## Given problem
Quote the listing below in its entirety.

(Saved entries)
::::::::::

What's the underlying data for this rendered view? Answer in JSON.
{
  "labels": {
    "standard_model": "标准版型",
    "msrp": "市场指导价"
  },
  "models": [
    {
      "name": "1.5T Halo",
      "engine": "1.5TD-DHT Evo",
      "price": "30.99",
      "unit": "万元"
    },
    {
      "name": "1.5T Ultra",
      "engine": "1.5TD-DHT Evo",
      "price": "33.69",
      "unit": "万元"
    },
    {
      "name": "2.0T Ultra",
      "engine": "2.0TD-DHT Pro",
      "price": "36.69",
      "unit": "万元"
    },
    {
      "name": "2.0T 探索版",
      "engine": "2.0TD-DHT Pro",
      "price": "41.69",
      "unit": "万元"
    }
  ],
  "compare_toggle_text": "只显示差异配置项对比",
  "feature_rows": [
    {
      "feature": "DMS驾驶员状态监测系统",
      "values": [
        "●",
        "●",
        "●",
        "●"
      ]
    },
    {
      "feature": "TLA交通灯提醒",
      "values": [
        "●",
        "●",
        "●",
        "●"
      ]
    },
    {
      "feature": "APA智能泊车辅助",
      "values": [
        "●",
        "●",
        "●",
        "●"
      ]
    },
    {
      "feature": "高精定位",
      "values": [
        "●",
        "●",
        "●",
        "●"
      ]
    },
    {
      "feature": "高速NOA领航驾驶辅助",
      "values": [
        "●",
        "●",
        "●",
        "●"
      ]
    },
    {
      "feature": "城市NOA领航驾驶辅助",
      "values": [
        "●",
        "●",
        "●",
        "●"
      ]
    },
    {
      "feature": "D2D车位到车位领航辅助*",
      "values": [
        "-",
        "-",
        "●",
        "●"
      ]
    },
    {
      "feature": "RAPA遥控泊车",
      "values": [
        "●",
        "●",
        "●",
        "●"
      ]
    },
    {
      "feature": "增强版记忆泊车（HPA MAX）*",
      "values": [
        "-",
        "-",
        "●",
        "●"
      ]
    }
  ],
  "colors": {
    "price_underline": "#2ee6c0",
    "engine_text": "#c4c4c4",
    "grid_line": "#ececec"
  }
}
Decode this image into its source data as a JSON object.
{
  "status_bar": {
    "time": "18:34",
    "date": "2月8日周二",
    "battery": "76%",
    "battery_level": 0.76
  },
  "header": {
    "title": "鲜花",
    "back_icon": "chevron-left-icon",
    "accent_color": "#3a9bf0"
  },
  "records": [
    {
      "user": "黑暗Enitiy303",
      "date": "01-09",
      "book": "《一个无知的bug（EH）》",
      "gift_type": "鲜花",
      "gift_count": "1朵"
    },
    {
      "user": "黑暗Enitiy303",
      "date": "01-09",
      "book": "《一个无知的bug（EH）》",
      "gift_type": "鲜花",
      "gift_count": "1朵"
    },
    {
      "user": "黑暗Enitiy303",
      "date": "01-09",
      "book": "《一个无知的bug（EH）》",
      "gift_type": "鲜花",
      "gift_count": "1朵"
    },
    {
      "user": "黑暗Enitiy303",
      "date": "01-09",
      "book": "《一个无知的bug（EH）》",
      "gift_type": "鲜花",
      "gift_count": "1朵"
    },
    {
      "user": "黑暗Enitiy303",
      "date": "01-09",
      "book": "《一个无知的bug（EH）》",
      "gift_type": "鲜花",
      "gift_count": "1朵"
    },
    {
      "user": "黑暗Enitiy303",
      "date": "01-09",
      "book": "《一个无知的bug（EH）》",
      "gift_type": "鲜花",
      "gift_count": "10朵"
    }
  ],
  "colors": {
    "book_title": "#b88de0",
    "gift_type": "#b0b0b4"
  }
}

::::::::::

## Reply to the exercise
What's the underlying data for this rendered view? Answer in JSON.
{
  "labels": {
    "standard_model": "标准版型",
    "msrp": "市场指导价"
  },
  "models": [
    {
      "name": "1.5T Halo",
      "engine": "1.5TD-DHT Evo",
      "price": "30.99",
      "unit": "万元"
    },
    {
      "name": "1.5T Ultra",
      "engine": "1.5TD-DHT Evo",
      "price": "33.69",
      "unit": "万元"
    },
    {
      "name": "2.0T Ultra",
      "engine": "2.0TD-DHT Pro",
      "price": "36.69",
      "unit": "万元"
    },
    {
      "name": "2.0T 探索版",
      "engine": "2.0TD-DHT Pro",
      "price": "41.69",
      "unit": "万元"
    }
  ],
  "compare_toggle_text": "只显示差异配置项对比",
  "feature_rows": [
    {
      "feature": "DMS驾驶员状态监测系统",
      "values": [
        "●",
        "●",
        "●",
        "●"
      ]
    },
    {
      "feature": "TLA交通灯提醒",
      "values": [
        "●",
        "●",
        "●",
        "●"
      ]
    },
    {
      "feature": "APA智能泊车辅助",
      "values": [
        "●",
        "●",
        "●",
        "●"
      ]
    },
    {
      "feature": "高精定位",
      "values": [
        "●",
        "●",
        "●",
        "●"
      ]
    },
    {
      "feature": "高速NOA领航驾驶辅助",
      "values": [
        "●",
        "●",
        "●",
        "●"
      ]
    },
    {
      "feature": "城市NOA领航驾驶辅助",
      "values": [
        "●",
        "●",
        "●",
        "●"
      ]
    },
    {
      "feature": "D2D车位到车位领航辅助*",
      "values": [
        "-",
        "-",
        "●",
        "●"
      ]
    },
    {
      "feature": "RAPA遥控泊车",
      "values": [
        "●",
        "●",
        "●",
        "●"
      ]
    },
    {
      "feature": "增强版记忆泊车（HPA MAX）*",
      "values": [
        "-",
        "-",
        "●",
        "●"
      ]
    }
  ],
  "colors": {
    "price_underline": "#2ee6c0",
    "engine_text": "#c4c4c4",
    "grid_line": "#ececec"
  }
}
Decode this image into its source data as a JSON object.
{
  "status_bar": {
    "time": "18:34",
    "date": "2月8日周二",
    "battery": "76%",
    "battery_level": 0.76
  },
  "header": {
    "title": "鲜花",
    "back_icon": "chevron-left-icon",
    "accent_color": "#3a9bf0"
  },
  "records": [
    {
      "user": "黑暗Enitiy303",
      "date": "01-09",
      "book": "《一个无知的bug（EH）》",
      "gift_type": "鲜花",
      "gift_count": "1朵"
    },
    {
      "user": "黑暗Enitiy303",
      "date": "01-09",
      "book": "《一个无知的bug（EH）》",
      "gift_type": "鲜花",
      "gift_count": "1朵"
    },
    {
      "user": "黑暗Enitiy303",
      "date": "01-09",
      "book": "《一个无知的bug（EH）》",
      "gift_type": "鲜花",
      "gift_count": "1朵"
    },
    {
      "user": "黑暗Enitiy303",
      "date": "01-09",
      "book": "《一个无知的bug（EH）》",
      "gift_type": "鲜花",
      "gift_count": "1朵"
    },
    {
      "user": "黑暗Enitiy303",
      "date": "01-09",
      "book": "《一个无知的bug（EH）》",
      "gift_type": "鲜花",
      "gift_count": "1朵"
    },
    {
      "user": "黑暗Enitiy303",
      "date": "01-09",
      "book": "《一个无知的bug（EH）》",
      "gift_type": "鲜花",
      "gift_count": "10朵"
    }
  ],
  "colors": {
    "book_title": "#b88de0",
    "gift_type": "#b0b0b4"
  }
}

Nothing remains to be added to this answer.